● **EXERCISE DIRECTIONS**
Take the line containing "Convert this screenshot" through the last line of the data and retype those lines exactly. Pictures do not belong in the copy.

(Dataset records)
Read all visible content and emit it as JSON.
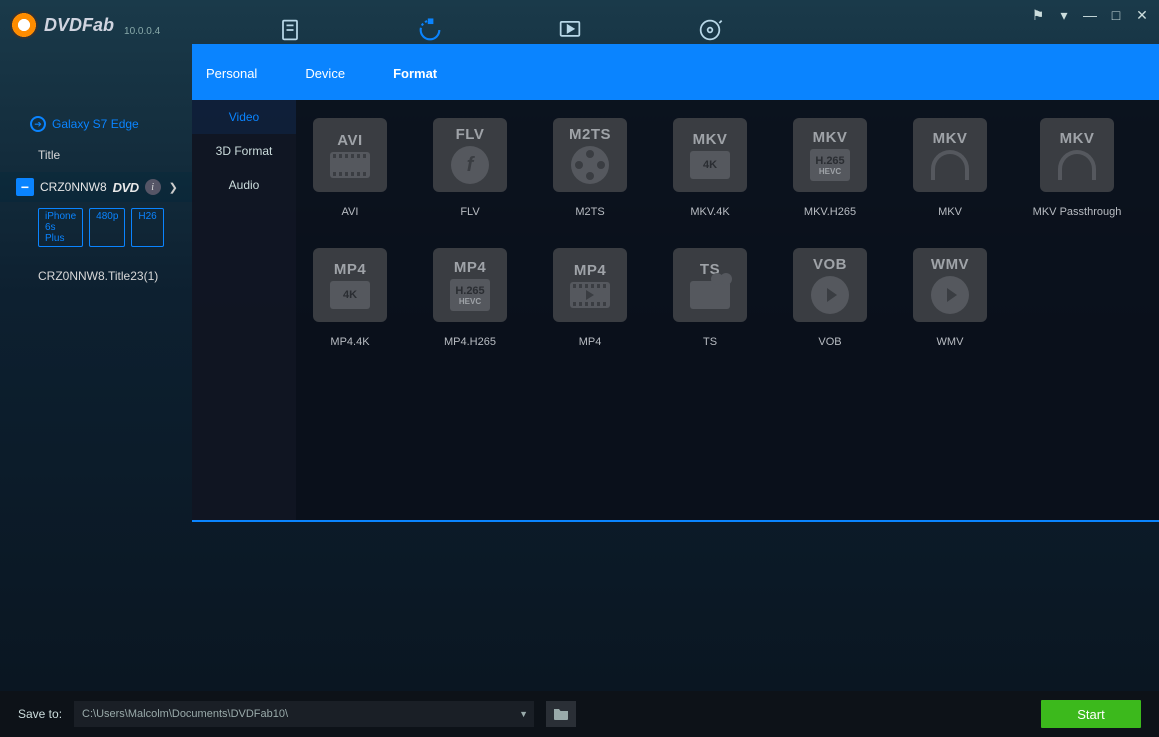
{
  "app": {
    "name": "DVDFab",
    "version": "10.0.0.4"
  },
  "window_controls": {
    "pin": "⚑",
    "menu": "▾",
    "min": "—",
    "max": "□",
    "close": "✕"
  },
  "profile_target": "Galaxy S7 Edge",
  "source": {
    "title_header": "Title",
    "item_name": "CRZ0NNW8",
    "disc_badge": "DVD",
    "tags": [
      "iPhone 6s Plus",
      "480p",
      "H26"
    ],
    "subtitle": "CRZ0NNW8.Title23(1)"
  },
  "panel": {
    "tabs": [
      "Personal",
      "Device",
      "Format"
    ],
    "active_tab": 2,
    "categories": [
      "Video",
      "3D Format",
      "Audio"
    ],
    "active_cat": 0,
    "formats": [
      {
        "top": "AVI",
        "label": "AVI",
        "style": "strip"
      },
      {
        "top": "FLV",
        "label": "FLV",
        "style": "flash"
      },
      {
        "top": "M2TS",
        "label": "M2TS",
        "style": "reel"
      },
      {
        "top": "MKV",
        "label": "MKV.4K",
        "mid": "4K",
        "style": "mid"
      },
      {
        "top": "MKV",
        "label": "MKV.H265",
        "mid": "H.265",
        "sub": "HEVC",
        "style": "mid2"
      },
      {
        "top": "MKV",
        "label": "MKV",
        "style": "arc"
      },
      {
        "top": "MKV",
        "label": "MKV Passthrough",
        "style": "arc"
      },
      {
        "top": "MP4",
        "label": "MP4.4K",
        "mid": "4K",
        "style": "mid"
      },
      {
        "top": "MP4",
        "label": "MP4.H265",
        "mid": "H.265",
        "sub": "HEVC",
        "style": "mid2"
      },
      {
        "top": "MP4",
        "label": "MP4",
        "style": "strip_play"
      },
      {
        "top": "TS",
        "label": "TS",
        "style": "cam"
      },
      {
        "top": "VOB",
        "label": "VOB",
        "style": "circ"
      },
      {
        "top": "WMV",
        "label": "WMV",
        "style": "circ"
      }
    ]
  },
  "footer": {
    "save_label": "Save to:",
    "path": "C:\\Users\\Malcolm\\Documents\\DVDFab10\\",
    "start": "Start"
  }
}
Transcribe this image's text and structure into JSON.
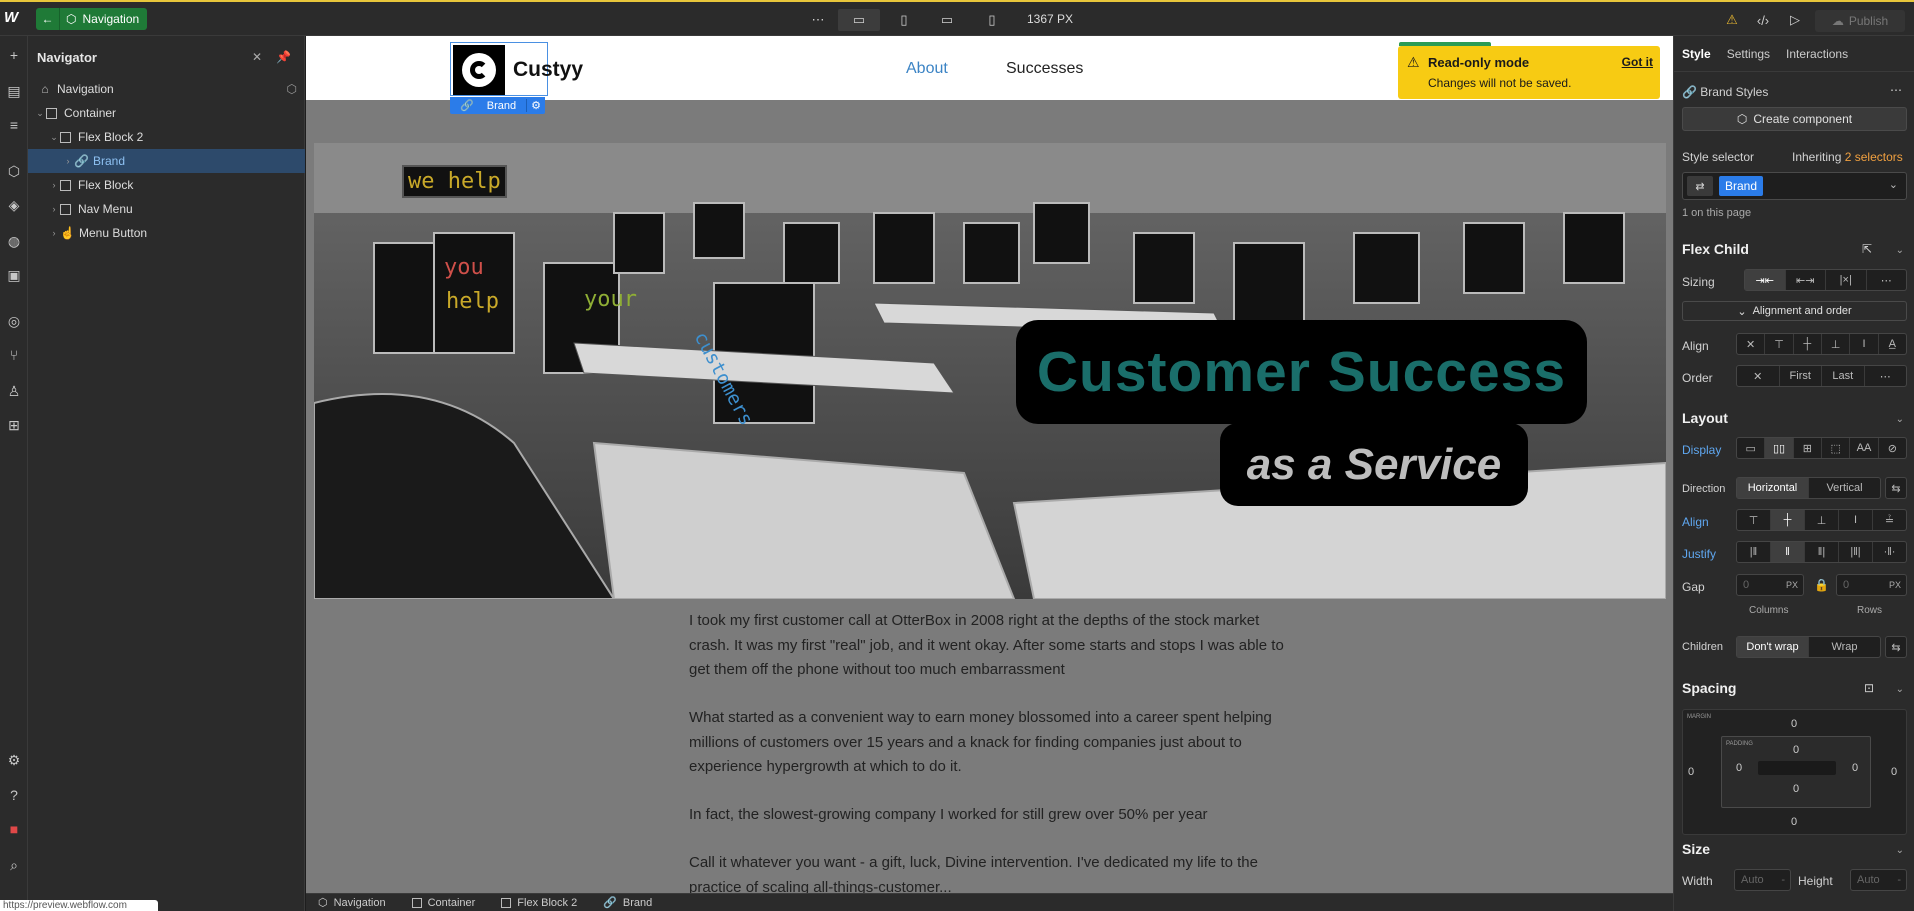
{
  "topbar": {
    "component_label": "Navigation",
    "breakpoint_width": "1367 PX",
    "publish_label": "Publish"
  },
  "navigator": {
    "title": "Navigator",
    "tree": [
      {
        "label": "Navigation",
        "depth": 0
      },
      {
        "label": "Container",
        "depth": 1
      },
      {
        "label": "Flex Block 2",
        "depth": 2
      },
      {
        "label": "Brand",
        "depth": 3,
        "selected": true
      },
      {
        "label": "Flex Block",
        "depth": 2
      },
      {
        "label": "Nav Menu",
        "depth": 2
      },
      {
        "label": "Menu Button",
        "depth": 2
      }
    ]
  },
  "site": {
    "brand_name": "Custyy",
    "brand_tag": "Brand",
    "nav_links": [
      "About",
      "Successes"
    ],
    "hero_title": "Customer Success",
    "hero_subtitle": "as a Service",
    "neon_words": [
      "we help",
      "you",
      "help",
      "your",
      "customers"
    ],
    "paragraphs": [
      "I took my first customer call at OtterBox in 2008 right at the depths of the stock market crash. It was my first \"real\" job, and it went okay. After some starts and stops I was able to get them off the phone without too much embarrassment",
      "What started as a convenient way to earn money blossomed into a career spent helping millions of customers over 15 years and a knack for finding companies just about to experience hypergrowth at which to do it.",
      "In fact, the slowest-growing company I worked for still grew over 50% per year",
      "Call it whatever you want - a gift, luck, Divine intervention. I've dedicated my life to the practice of scaling all-things-customer..."
    ]
  },
  "toast": {
    "title": "Read-only mode",
    "subtitle": "Changes will not be saved.",
    "action": "Got it"
  },
  "breadcrumbs": [
    "Navigation",
    "Container",
    "Flex Block 2",
    "Brand"
  ],
  "status_url": "https://preview.webflow.com",
  "style_panel": {
    "tabs": [
      "Style",
      "Settings",
      "Interactions"
    ],
    "brand_styles": "Brand Styles",
    "create_component": "Create component",
    "style_selector_label": "Style selector",
    "inheriting_prefix": "Inheriting",
    "inheriting_count": "2 selectors",
    "selector_class": "Brand",
    "on_this_page": "1 on this page",
    "flex_child": {
      "title": "Flex Child",
      "sizing_label": "Sizing",
      "alignment_order": "Alignment and order",
      "align_label": "Align",
      "order_label": "Order",
      "order_options": [
        "First",
        "Last"
      ]
    },
    "layout": {
      "title": "Layout",
      "display_label": "Display",
      "direction_label": "Direction",
      "direction_options": [
        "Horizontal",
        "Vertical"
      ],
      "align_label": "Align",
      "justify_label": "Justify",
      "gap_label": "Gap",
      "gap_unit": "PX",
      "gap_value": "0",
      "columns_label": "Columns",
      "rows_label": "Rows",
      "children_label": "Children",
      "children_options": [
        "Don't wrap",
        "Wrap"
      ]
    },
    "spacing": {
      "title": "Spacing",
      "margin_label": "MARGIN",
      "padding_label": "PADDING",
      "margin_top": "0",
      "margin_right": "0",
      "margin_bottom": "0",
      "margin_left": "0",
      "padding_top": "0",
      "padding_right": "0",
      "padding_bottom": "0",
      "padding_left": "0"
    },
    "size": {
      "title": "Size",
      "width_label": "Width",
      "height_label": "Height",
      "auto": "Auto"
    }
  },
  "colors": {
    "accent_blue": "#2b7ce9",
    "toast_yellow": "#f7cb13",
    "component_green": "#1f7a37",
    "hero_title_teal": "#1a6e6a"
  }
}
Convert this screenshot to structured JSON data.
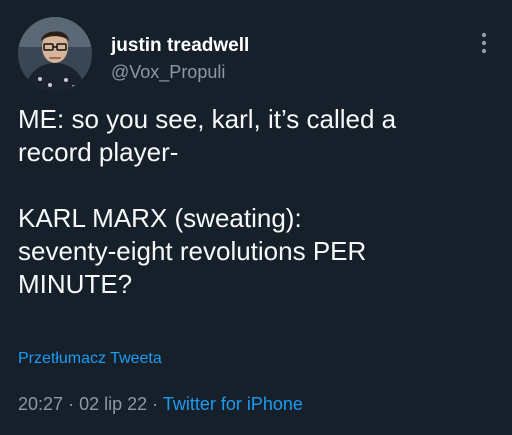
{
  "tweet": {
    "author": {
      "display_name": "justin treadwell",
      "handle": "@Vox_Propuli"
    },
    "text_lines": [
      "ME: so you see, karl, it’s called a",
      "record player-",
      "",
      "KARL MARX (sweating):",
      "seventy-eight revolutions PER",
      "MINUTE?"
    ],
    "translate_label": "Przetłumacz Tweeta",
    "time": "20:27",
    "date": "02 lip 22",
    "separator": "·",
    "source": "Twitter for iPhone"
  },
  "icons": {
    "more": "more-vertical-icon"
  },
  "colors": {
    "background": "#15202b",
    "primary_text": "#ffffff",
    "secondary_text": "#8b98a5",
    "accent": "#1d9bf0"
  }
}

● **CORRECT OUTPUT**
Convert this screenshot to structured JSON data.
{
  "tweet": {
    "author": {
      "display_name": "justin treadwell",
      "handle": "@Vox_Propuli"
    },
    "text_lines": [
      "ME: so you see, karl, it’s called a",
      "record player-",
      "",
      "KARL MARX (sweating):",
      "seventy-eight revolutions PER",
      "MINUTE?"
    ],
    "translate_label": "Przetłumacz Tweeta",
    "time": "20:27",
    "date": "02 lip 22",
    "separator": "·",
    "source": "Twitter for iPhone"
  },
  "icons": {
    "more": "more-vertical-icon"
  },
  "colors": {
    "background": "#15202b",
    "primary_text": "#ffffff",
    "secondary_text": "#8b98a5",
    "accent": "#1d9bf0"
  }
}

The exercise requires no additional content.